- Supplied information
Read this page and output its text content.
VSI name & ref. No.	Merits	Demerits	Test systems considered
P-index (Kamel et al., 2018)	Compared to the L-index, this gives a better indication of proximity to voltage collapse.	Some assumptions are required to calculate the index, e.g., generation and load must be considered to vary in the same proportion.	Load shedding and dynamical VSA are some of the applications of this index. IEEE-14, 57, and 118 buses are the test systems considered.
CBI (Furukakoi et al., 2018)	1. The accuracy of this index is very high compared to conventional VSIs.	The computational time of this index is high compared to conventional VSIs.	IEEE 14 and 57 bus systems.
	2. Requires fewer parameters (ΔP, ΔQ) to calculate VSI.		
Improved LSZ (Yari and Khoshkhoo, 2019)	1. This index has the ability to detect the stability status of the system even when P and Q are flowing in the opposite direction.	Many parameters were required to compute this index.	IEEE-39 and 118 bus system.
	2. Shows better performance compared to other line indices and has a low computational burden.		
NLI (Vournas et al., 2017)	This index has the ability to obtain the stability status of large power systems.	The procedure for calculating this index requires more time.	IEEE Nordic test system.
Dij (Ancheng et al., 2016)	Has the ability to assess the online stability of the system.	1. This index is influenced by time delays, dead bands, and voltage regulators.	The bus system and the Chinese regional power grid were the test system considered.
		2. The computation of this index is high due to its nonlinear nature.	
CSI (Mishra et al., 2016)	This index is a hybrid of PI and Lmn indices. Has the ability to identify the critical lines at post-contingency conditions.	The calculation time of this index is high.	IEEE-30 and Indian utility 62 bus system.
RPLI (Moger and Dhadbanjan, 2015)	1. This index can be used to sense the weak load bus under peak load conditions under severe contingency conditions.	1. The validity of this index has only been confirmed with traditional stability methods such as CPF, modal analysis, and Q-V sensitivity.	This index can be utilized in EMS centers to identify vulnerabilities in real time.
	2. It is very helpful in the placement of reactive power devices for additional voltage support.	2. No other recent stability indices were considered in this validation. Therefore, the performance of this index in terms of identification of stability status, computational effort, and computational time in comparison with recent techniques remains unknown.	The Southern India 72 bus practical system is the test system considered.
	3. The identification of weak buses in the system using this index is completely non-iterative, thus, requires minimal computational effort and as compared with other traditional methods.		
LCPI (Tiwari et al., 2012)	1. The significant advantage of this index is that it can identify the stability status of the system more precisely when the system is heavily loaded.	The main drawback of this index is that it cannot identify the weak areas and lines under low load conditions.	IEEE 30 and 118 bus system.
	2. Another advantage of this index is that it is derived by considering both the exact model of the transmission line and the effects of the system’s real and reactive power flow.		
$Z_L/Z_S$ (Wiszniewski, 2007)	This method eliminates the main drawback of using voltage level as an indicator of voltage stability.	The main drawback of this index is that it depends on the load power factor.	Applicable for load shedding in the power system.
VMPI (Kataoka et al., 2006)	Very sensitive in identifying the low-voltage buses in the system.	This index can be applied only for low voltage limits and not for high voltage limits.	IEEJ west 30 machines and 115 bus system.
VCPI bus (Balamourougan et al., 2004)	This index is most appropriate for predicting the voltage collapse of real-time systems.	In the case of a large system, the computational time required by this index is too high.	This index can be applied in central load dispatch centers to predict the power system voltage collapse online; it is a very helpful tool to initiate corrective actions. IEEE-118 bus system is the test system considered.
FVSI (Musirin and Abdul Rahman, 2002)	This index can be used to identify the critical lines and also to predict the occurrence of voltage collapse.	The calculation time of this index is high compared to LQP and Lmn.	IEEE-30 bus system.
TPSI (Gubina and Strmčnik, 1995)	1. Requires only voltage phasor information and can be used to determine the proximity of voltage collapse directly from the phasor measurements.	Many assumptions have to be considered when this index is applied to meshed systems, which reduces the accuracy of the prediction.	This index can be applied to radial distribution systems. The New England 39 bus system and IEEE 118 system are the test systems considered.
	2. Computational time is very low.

- Work instructions
Every line of the material must be returned exactly as it appears.

- Output for this exercise
Read this page and output its text content.
VSI name & ref. No.	Merits	Demerits	Test systems considered
P-index (Kamel et al., 2018)	Compared to the L-index, this gives a better indication of proximity to voltage collapse.	Some assumptions are required to calculate the index, e.g., generation and load must be considered to vary in the same proportion.	Load shedding and dynamical VSA are some of the applications of this index. IEEE-14, 57, and 118 buses are the test systems considered.
CBI (Furukakoi et al., 2018)	1. The accuracy of this index is very high compared to conventional VSIs.	The computational time of this index is high compared to conventional VSIs.	IEEE 14 and 57 bus systems.
	2. Requires fewer parameters (ΔP, ΔQ) to calculate VSI.		
Improved LSZ (Yari and Khoshkhoo, 2019)	1. This index has the ability to detect the stability status of the system even when P and Q are flowing in the opposite direction.	Many parameters were required to compute this index.	IEEE-39 and 118 bus system.
	2. Shows better performance compared to other line indices and has a low computational burden.		
NLI (Vournas et al., 2017)	This index has the ability to obtain the stability status of large power systems.	The procedure for calculating this index requires more time.	IEEE Nordic test system.
Dij (Ancheng et al., 2016)	Has the ability to assess the online stability of the system.	1. This index is influenced by time delays, dead bands, and voltage regulators.	The bus system and the Chinese regional power grid were the test system considered.
		2. The computation of this index is high due to its nonlinear nature.	
CSI (Mishra et al., 2016)	This index is a hybrid of PI and Lmn indices. Has the ability to identify the critical lines at post-contingency conditions.	The calculation time of this index is high.	IEEE-30 and Indian utility 62 bus system.
RPLI (Moger and Dhadbanjan, 2015)	1. This index can be used to sense the weak load bus under peak load conditions under severe contingency conditions.	1. The validity of this index has only been confirmed with traditional stability methods such as CPF, modal analysis, and Q-V sensitivity.	This index can be utilized in EMS centers to identify vulnerabilities in real time.
	2. It is very helpful in the placement of reactive power devices for additional voltage support.	2. No other recent stability indices were considered in this validation. Therefore, the performance of this index in terms of identification of stability status, computational effort, and computational time in comparison with recent techniques remains unknown.	The Southern India 72 bus practical system is the test system considered.
	3. The identification of weak buses in the system using this index is completely non-iterative, thus, requires minimal computational effort and as compared with other traditional methods.		
LCPI (Tiwari et al., 2012)	1. The significant advantage of this index is that it can identify the stability status of the system more precisely when the system is heavily loaded.	The main drawback of this index is that it cannot identify the weak areas and lines under low load conditions.	IEEE 30 and 118 bus system.
	2. Another advantage of this index is that it is derived by considering both the exact model of the transmission line and the effects of the system’s real and reactive power flow.		
$Z_L/Z_S$ (Wiszniewski, 2007)	This method eliminates the main drawback of using voltage level as an indicator of voltage stability.	The main drawback of this index is that it depends on the load power factor.	Applicable for load shedding in the power system.
VMPI (Kataoka et al., 2006)	Very sensitive in identifying the low-voltage buses in the system.	This index can be applied only for low voltage limits and not for high voltage limits.	IEEJ west 30 machines and 115 bus system.
VCPI bus (Balamourougan et al., 2004)	This index is most appropriate for predicting the voltage collapse of real-time systems.	In the case of a large system, the computational time required by this index is too high.	This index can be applied in central load dispatch centers to predict the power system voltage collapse online; it is a very helpful tool to initiate corrective actions. IEEE-118 bus system is the test system considered.
FVSI (Musirin and Abdul Rahman, 2002)	This index can be used to identify the critical lines and also to predict the occurrence of voltage collapse.	The calculation time of this index is high compared to LQP and Lmn.	IEEE-30 bus system.
TPSI (Gubina and Strmčnik, 1995)	1. Requires only voltage phasor information and can be used to determine the proximity of voltage collapse directly from the phasor measurements.	Many assumptions have to be considered when this index is applied to meshed systems, which reduces the accuracy of the prediction.	This index can be applied to radial distribution systems. The New England 39 bus system and IEEE 118 system are the test systems considered.
	2. Computational time is very low.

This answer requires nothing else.